With strong solar inverter electronics expertise, a successful public offering and a lot of cash, SolarEdge has risen to market dominance. But its future growth depends on new products and expansion into new markets.

That's why the Israel-based firm is acquiring a major stake in Kokam, a veteran provider of lithium-ion battery cells, batteries and storage systems. Kokam is headquartered in South Korea and has a long list of battery accomplishments to its name.

With 232 megawatts of energy storage systems deployed, Navigant ranks Kokam the fifth-largest battery vendor in the world. Its lithium polymer batteries are also used in submarines and on the Impulse 2 solar plane.

SolarEdge is acquiring approximately 75 percent of Kokam's shares for $88 million. It aims to buy the remaining Kokam shares through open-market purchases, with Kokam eventually becoming a fully owned subsidiary of SolarEdge.  

The acquisition takes SolarEdge "a further step toward making solar installations smarter and more beneficial," according to CEO and founder Guy Sella in a release.  

Lior Handelsman, VP of marketing and founder, told GTM that Kokam's latest batteries use relatively less cobalt, stating that that's "important in the control of costs." (Jason Deign took a deep dive on lithium battery materials' pricing and supply, including cobalt, in Squared this week.)

Not just an inverter company

SolarEdge is no longer just an inverter or optimizer company. Here's a quick rundown of its new products that target traditional and adjacent markets.

  • SolarEdge acquired uninterruptible power supply builder Gamatronic for $11.5 million earlier this year.
  • The company introduced inverter-embedded EV charging systems last year.
  • SolarEdge's cloud-based virtual power plant management system could transform a set of inverters and PV optimizers into points of a distributed energy resource control platform, balancing PV, batteries and EV chargers. 
  • The firm sells a home energy monitor, which provides details of energy usage. 
  • SolarEdge has displayed a smart water heater module, which trims grid usage by better using solar PV for water heating.

Exercise tasks:
[1] In the SolarEdge article, how much is SolarEdge paying for roughly 75 percent of Kokam's shares?
[2] Reproduce a passage of the SolarEdge article word for word, starting at the words that contain "Not just an" and ending after "of energy usage.".
[3] Write what comes next in the SolarEdge article, picking up after its final sentence.
The records that follow the SolarEdge article come from a separate source.

Raw data:
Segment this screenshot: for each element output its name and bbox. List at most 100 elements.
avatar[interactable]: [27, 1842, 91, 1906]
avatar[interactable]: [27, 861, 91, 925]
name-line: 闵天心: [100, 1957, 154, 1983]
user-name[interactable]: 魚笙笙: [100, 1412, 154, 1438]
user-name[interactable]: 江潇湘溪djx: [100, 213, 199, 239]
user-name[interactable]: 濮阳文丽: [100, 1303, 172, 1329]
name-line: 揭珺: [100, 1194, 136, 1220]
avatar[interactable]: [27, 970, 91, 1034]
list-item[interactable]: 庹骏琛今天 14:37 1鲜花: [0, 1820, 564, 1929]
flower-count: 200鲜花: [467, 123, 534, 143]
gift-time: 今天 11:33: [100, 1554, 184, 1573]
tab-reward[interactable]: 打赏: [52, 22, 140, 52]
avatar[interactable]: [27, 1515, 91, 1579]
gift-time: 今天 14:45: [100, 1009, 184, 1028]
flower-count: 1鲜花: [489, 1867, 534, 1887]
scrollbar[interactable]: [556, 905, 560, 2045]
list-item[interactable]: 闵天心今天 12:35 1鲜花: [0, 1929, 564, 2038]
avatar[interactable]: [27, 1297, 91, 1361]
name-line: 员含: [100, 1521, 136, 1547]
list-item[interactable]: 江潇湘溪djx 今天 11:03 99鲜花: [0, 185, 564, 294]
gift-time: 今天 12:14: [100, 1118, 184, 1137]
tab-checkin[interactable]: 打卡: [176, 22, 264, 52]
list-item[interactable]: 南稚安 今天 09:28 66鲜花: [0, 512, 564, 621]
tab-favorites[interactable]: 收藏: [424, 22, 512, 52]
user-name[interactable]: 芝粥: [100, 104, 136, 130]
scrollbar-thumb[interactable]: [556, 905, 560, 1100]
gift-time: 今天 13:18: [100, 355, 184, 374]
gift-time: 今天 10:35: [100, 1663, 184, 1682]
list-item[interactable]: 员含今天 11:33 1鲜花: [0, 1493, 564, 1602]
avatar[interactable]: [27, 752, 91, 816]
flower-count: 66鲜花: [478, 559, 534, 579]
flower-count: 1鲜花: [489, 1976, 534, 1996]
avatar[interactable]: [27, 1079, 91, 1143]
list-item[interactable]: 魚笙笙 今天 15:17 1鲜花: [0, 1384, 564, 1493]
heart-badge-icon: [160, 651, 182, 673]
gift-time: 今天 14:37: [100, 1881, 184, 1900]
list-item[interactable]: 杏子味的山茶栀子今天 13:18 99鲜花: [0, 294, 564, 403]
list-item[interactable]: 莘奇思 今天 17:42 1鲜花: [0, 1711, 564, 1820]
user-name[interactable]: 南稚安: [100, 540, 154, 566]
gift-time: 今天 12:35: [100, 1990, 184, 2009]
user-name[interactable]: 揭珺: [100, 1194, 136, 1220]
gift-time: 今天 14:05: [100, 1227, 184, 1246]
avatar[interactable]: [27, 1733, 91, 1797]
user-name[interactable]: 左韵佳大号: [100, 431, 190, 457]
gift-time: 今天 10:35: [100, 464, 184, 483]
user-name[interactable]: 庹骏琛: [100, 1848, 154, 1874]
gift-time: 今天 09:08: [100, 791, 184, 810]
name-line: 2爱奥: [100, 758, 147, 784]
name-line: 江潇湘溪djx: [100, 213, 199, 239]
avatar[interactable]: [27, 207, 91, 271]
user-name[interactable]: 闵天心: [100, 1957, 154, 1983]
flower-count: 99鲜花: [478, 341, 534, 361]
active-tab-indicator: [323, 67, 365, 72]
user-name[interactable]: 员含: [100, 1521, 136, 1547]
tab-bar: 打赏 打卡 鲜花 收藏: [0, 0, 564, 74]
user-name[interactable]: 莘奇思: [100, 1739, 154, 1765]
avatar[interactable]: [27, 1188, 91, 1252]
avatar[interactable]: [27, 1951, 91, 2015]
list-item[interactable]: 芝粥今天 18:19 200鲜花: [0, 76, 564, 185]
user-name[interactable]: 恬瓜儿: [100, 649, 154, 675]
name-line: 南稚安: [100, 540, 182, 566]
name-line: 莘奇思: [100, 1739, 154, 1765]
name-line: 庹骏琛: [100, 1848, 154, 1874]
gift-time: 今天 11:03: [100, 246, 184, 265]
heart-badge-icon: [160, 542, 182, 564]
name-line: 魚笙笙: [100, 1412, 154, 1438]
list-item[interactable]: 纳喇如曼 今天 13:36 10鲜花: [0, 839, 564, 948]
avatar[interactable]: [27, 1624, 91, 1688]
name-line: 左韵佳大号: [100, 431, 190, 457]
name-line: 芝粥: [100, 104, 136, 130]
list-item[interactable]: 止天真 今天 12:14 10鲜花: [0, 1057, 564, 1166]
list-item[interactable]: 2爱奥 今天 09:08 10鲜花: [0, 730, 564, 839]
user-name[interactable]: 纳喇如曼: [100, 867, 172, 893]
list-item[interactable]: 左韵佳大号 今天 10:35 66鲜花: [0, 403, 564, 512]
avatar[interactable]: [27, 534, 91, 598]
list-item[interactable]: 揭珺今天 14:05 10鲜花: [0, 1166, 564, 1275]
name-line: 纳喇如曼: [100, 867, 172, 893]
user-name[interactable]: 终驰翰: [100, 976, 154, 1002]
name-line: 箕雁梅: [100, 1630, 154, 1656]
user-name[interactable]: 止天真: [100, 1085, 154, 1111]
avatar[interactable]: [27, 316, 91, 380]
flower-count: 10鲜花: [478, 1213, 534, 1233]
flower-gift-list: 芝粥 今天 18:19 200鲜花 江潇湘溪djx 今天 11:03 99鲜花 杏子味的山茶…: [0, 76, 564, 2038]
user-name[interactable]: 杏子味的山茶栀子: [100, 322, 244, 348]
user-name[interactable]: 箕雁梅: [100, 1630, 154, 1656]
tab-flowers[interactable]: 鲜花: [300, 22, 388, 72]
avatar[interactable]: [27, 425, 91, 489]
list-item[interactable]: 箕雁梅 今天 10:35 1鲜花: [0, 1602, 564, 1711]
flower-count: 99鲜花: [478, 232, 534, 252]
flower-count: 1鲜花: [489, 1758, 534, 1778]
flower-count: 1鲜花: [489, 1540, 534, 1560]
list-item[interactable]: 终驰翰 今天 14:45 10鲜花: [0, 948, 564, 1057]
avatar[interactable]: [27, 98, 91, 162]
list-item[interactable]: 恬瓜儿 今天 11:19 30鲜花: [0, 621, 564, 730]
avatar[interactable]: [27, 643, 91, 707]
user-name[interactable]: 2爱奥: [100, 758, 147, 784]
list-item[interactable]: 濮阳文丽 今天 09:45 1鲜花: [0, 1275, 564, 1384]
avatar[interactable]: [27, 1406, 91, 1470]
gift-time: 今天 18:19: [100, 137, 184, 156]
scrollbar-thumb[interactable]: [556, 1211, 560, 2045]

Solved tasks:
[1] $88 million.

[2]
Not just an inverter company

SolarEdge is no longer just an inverter or optimizer company. Here's a quick rundown of its new products that target traditional and adjacent markets.

  • SolarEdge acquired uninterruptible power supply builder Gamatronic for $11.5 million earlier this year.
  • The company introduced inverter-embedded EV charging systems last year.
  • SolarEdge's cloud-based virtual power plant management system could transform a set of inverters and PV optimizers into points of a distributed energy resource control platform, balancing PV, batteries and EV chargers. 
  • The firm sells a home energy monitor, which provides details of energy usage.

[3]
  • The company has moved from the residential to the commercial market. Now it's moving into the utility-scale inverter market, claiming more than 200 megawatts of utility-scale power electronics installed.    

Strong guidance, tariff headwinds

SolarEdge's Kokam acquisition is emblematic of an inverter industry looking to incorporate energy storage and diversify its offerings.

SolarEdge reported first-quarter 2018 revenues of $209.9 million, up 82 percent from the same quarter last year. Record second-quarter revenues were on the high end of guidance at $227.1 million, with gross margin at 36 percent along with 985 megawatts of inverters shipped. GAAP net income was $34.6 million. As of June 30, 2018, cash totaled $437.6 million.

These are strong numbers for a solar hardware supplier.

SolarEdge provided revenue guidance for the third quarter to be within the range of $230 million to $240 million.

But that was before the Trump administration unveiled tariffs on $200 billion of Chinese goods — and that included solar inverters with a 10 percent tariff, rising to 25 percent on January 1.

Speaking with GTM last month, Scott Moskowitz, a senior solar analyst at Wood Mackenzie Power & Renewables, said SolarEdge's considerable China-based supply chains will be impacted by tariffs. He noted that SolarEdge plans to shift production of North American-bound products to other markets — "but it will take some time to adapt."